### Extrait du texte
Élaborant son analyse, la Cour rappelle que le système de droit québécois, de même que celui des États-Unis, reconnaît l’obligation générale de bonne foi sans que pour autant la stabilité contractuelle et la liberté contractuelle ne soient ébranlées.

D’ailleurs, la Cour relève deux aspects importants de l’obligation de bonne foi existante en droit civil québécois. Le premier étant de nature subjective et visant l’état d’esprit de l’acteur dans son ensemble en tentant de déceler les intentions malicieuses ou intentionnelles. Le second étant de nature objective et visant la qualification de la conduite de l’acteur en regard de la personne raisonnable. La notion de bonne foi implique nécessairement une exigence d’honnêteté minimale.

### Données fournies
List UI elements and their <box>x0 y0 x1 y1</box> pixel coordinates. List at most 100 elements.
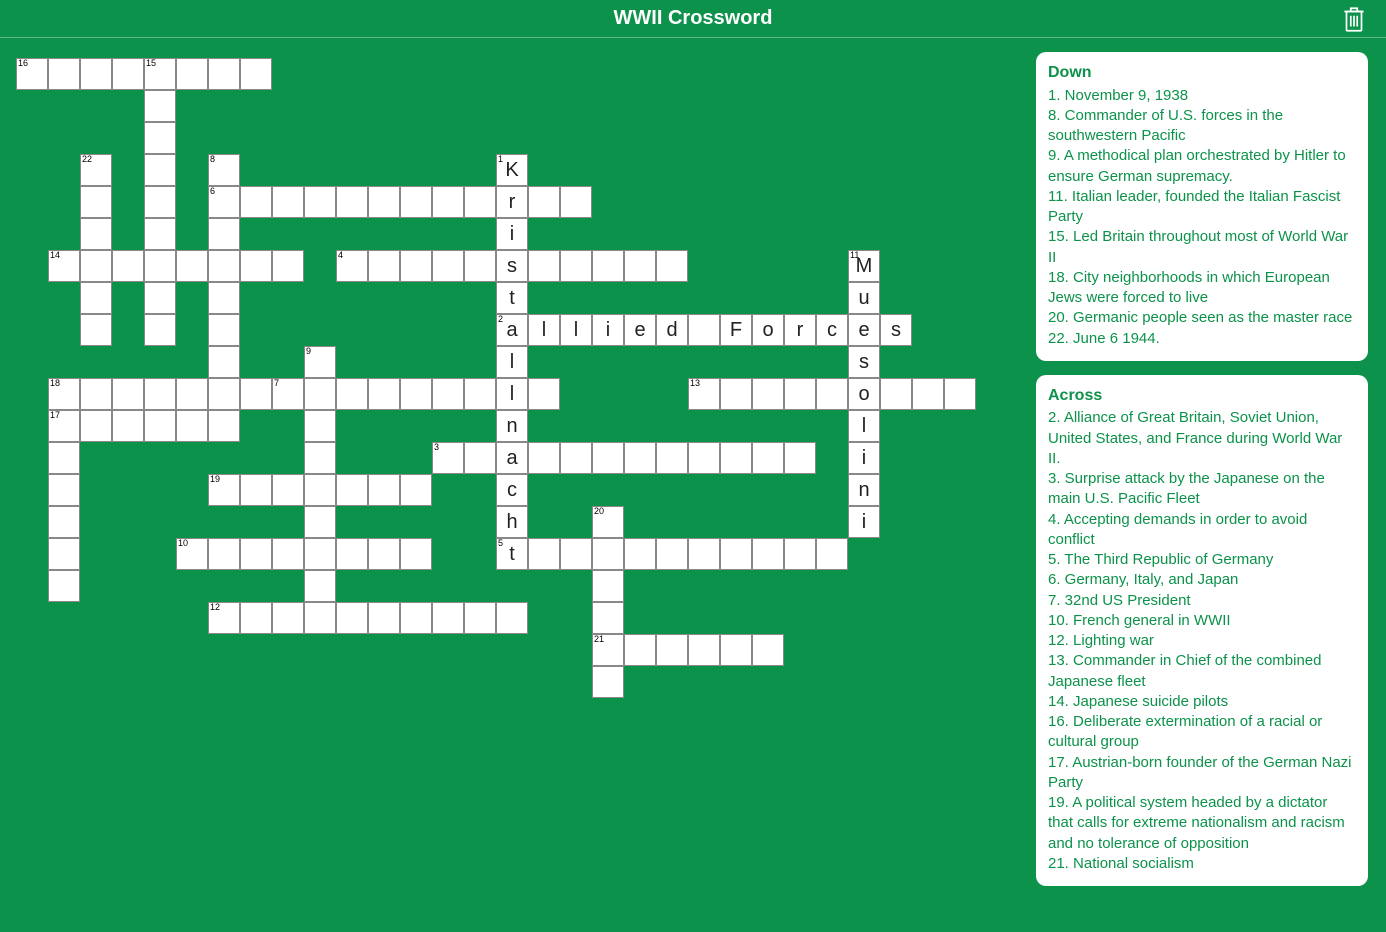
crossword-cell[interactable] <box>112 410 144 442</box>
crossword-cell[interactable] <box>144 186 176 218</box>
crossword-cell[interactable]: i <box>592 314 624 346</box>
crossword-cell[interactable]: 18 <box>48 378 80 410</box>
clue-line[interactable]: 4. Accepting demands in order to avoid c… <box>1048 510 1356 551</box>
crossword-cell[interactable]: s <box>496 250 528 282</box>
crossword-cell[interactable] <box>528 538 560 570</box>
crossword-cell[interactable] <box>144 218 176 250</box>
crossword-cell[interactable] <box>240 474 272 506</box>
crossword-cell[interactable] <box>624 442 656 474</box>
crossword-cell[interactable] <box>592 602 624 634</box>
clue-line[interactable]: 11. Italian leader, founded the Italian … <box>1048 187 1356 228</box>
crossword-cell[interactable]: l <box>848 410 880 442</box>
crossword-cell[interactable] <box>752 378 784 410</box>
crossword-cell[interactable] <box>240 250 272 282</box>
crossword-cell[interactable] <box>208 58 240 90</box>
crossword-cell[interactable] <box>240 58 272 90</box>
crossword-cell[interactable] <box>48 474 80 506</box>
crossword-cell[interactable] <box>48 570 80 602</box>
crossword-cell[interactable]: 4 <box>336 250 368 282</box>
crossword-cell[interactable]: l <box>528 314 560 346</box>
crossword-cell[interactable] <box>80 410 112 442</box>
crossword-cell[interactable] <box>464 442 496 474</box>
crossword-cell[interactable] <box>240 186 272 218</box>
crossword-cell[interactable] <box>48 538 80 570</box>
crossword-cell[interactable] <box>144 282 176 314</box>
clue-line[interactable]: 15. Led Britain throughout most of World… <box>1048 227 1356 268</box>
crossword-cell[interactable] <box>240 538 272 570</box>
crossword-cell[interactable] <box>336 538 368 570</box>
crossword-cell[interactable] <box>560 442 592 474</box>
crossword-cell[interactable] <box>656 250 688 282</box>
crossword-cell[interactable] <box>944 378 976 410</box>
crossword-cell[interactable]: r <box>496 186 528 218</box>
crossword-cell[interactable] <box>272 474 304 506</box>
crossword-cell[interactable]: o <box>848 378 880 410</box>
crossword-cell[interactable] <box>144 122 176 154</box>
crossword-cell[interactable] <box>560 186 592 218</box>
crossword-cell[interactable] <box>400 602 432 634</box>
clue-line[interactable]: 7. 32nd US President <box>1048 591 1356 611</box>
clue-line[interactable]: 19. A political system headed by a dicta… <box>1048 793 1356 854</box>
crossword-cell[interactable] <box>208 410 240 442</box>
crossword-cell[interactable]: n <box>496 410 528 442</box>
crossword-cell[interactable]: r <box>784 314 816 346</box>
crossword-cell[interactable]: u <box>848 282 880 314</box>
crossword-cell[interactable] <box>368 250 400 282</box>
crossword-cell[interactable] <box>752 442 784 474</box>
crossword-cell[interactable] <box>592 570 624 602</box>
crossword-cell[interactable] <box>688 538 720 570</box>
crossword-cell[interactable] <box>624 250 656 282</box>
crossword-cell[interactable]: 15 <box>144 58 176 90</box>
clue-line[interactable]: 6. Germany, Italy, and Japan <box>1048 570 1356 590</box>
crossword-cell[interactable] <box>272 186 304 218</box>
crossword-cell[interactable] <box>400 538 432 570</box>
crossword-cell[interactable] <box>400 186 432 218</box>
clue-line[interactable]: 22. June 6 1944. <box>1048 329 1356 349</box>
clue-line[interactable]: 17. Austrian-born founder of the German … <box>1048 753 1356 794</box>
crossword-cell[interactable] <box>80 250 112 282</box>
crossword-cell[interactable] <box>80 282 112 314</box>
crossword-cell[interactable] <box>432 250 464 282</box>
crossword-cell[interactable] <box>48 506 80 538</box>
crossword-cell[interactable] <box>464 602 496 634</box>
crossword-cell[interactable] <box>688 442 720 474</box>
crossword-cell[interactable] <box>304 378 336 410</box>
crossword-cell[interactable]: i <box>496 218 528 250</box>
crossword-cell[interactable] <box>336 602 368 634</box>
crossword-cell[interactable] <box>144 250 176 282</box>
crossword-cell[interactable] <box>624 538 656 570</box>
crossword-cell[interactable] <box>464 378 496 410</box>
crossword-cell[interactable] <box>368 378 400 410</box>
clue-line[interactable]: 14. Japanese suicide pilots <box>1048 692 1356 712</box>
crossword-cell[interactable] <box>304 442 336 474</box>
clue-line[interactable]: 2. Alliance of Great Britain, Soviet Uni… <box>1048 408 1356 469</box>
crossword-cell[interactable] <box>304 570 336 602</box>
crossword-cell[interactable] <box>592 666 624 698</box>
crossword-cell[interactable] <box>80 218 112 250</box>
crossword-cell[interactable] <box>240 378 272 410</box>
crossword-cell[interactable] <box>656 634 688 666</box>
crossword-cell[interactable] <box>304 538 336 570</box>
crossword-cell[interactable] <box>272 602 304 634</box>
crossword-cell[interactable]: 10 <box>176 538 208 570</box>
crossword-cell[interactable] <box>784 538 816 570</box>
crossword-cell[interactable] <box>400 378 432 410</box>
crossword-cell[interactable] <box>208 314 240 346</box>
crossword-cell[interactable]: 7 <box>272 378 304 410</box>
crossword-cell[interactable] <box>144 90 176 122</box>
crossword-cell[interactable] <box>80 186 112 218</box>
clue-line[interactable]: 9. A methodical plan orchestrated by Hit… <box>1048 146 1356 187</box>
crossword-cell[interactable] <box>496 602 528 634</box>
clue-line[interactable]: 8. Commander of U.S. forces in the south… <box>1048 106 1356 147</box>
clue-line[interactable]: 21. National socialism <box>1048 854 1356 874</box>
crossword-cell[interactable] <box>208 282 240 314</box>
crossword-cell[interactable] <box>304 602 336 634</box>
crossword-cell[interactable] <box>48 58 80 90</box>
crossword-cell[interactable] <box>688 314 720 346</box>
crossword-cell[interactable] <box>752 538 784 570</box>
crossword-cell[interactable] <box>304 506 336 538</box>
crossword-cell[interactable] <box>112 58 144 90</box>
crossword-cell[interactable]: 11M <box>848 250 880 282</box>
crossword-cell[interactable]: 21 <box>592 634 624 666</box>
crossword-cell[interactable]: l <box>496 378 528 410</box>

* * *

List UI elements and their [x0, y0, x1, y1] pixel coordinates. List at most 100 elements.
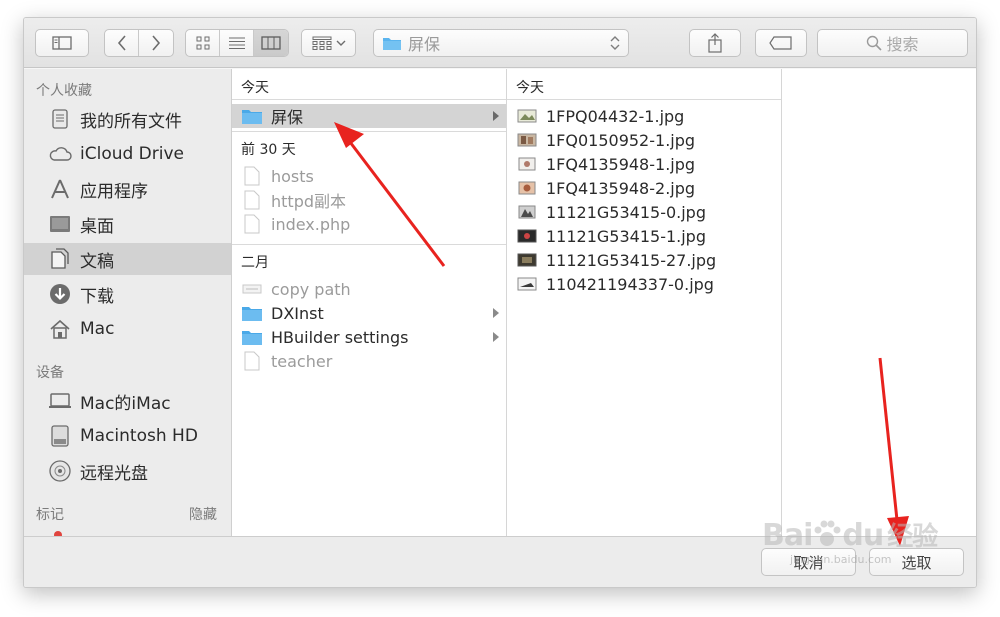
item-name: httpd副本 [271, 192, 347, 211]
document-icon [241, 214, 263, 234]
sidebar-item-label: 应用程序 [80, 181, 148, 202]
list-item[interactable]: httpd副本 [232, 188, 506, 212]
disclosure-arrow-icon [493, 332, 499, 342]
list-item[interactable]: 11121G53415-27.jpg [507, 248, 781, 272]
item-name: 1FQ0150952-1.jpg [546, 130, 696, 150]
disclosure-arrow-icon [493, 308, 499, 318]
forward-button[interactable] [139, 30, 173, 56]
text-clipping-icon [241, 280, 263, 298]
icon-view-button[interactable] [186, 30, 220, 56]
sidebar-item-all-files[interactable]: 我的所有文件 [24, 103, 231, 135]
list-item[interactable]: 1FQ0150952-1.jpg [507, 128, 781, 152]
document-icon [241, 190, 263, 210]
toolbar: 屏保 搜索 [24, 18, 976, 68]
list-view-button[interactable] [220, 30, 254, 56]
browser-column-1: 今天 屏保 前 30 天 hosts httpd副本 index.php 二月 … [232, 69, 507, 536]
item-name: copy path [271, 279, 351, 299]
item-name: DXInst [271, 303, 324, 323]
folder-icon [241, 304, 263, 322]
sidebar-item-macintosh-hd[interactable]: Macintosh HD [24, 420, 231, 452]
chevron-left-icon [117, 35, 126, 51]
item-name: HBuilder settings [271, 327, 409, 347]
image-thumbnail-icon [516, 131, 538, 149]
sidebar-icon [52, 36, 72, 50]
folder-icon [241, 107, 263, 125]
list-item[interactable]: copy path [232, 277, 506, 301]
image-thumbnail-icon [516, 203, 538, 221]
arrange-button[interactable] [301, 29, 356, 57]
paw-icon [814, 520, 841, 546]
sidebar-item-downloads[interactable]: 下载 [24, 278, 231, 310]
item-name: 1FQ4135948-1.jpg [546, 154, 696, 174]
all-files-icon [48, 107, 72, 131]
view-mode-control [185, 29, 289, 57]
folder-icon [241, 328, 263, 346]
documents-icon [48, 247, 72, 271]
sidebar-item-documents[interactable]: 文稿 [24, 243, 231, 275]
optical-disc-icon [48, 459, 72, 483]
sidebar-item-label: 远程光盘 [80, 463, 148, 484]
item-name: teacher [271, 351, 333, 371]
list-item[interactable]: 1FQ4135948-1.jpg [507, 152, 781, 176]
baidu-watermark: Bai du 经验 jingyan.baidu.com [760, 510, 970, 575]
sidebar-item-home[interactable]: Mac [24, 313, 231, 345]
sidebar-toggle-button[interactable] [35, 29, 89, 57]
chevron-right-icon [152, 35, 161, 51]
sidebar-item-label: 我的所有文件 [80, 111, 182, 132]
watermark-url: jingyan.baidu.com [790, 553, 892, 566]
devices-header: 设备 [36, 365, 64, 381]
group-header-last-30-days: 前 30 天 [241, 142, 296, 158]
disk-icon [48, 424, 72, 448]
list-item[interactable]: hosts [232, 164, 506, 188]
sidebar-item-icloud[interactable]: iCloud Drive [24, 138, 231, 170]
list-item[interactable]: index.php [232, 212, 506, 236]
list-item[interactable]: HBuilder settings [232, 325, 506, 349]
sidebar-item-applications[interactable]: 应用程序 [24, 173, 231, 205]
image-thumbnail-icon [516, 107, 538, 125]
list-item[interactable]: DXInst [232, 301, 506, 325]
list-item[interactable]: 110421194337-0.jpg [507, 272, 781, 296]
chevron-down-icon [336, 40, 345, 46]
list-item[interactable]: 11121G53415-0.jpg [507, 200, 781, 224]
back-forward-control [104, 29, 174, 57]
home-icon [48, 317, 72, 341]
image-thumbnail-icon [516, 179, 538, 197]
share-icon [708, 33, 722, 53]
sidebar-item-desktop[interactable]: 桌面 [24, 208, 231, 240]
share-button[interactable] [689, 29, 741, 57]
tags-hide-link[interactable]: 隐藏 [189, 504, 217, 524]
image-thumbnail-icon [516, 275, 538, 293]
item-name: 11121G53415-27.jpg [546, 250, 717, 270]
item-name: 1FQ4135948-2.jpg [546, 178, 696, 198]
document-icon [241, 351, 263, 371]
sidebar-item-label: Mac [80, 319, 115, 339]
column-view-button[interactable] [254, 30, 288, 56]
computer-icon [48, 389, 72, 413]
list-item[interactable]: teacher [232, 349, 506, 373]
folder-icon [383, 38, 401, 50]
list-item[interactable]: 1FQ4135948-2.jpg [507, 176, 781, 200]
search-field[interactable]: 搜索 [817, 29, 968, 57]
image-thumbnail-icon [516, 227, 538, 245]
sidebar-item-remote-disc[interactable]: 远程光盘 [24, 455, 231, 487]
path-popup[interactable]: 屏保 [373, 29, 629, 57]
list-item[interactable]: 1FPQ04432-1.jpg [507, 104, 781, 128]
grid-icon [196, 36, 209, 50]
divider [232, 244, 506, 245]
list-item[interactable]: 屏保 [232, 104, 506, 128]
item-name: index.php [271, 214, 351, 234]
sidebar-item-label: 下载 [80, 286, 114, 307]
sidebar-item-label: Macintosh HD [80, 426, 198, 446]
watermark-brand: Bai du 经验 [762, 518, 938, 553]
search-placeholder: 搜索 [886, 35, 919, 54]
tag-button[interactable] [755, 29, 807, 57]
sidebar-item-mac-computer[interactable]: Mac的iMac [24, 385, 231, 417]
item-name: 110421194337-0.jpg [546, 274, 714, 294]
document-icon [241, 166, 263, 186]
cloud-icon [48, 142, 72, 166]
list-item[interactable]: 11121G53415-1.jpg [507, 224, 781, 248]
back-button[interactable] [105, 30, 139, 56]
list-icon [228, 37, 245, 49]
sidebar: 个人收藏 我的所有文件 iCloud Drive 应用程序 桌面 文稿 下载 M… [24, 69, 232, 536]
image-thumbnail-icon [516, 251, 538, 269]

### À faire
Pouvez-vous prolonger l'extrait sur l'obligation de bonne foi en droit québécois, en reprenant juste après sa dernière phrase ? La liste n'intervient pas dans ce travail.

### Exercice corrigé
Le sort du pourvoi

En l’instance, la Cour suprême a maintenu, en partie, les conclusions de première instance et confirmé que Can-Am avait violé son obligation générale d’honnêteté, violation résultant du comportement répréhensible de cette dernière envers Monsieur Bhasin dans le cadre de l’application de la clause de non-renouvellement et des raisons sous-jacentes à cette application, entraînant pour l’appelant des dommages. La Cour a toutefois retiré toutes les conclusions visant Monsieur Hrynew, un autre intimé, en raison de l’absence de preuve de la violation ou du complot civil pouvant l’impliquer dans la violation de l’obligation d’honnêteté de Can-Am.

Rappel des principes établis et réaffirmés

L’honorable Cromwell conclut comme suit son jugement :

« [92] Je conclus qu’à ce stade de l’évolution de la common law au Canada, l’ajout d’une obligation générale d’honnêteté en matière d’exécution contractuelle constitue une mesure progressive appropriée, tout en reconnaissant que le principe directeur de la bonne foi, de portée plus large, doit pouvoir continuer d’évoluer en fonction de la même approche judiciaire progressive.

[93] Il convient ici de résumer ces principes :

1) Il existe un principe directeur général de bonne foi sous-jacent à de nombreux aspects du droit des contrats.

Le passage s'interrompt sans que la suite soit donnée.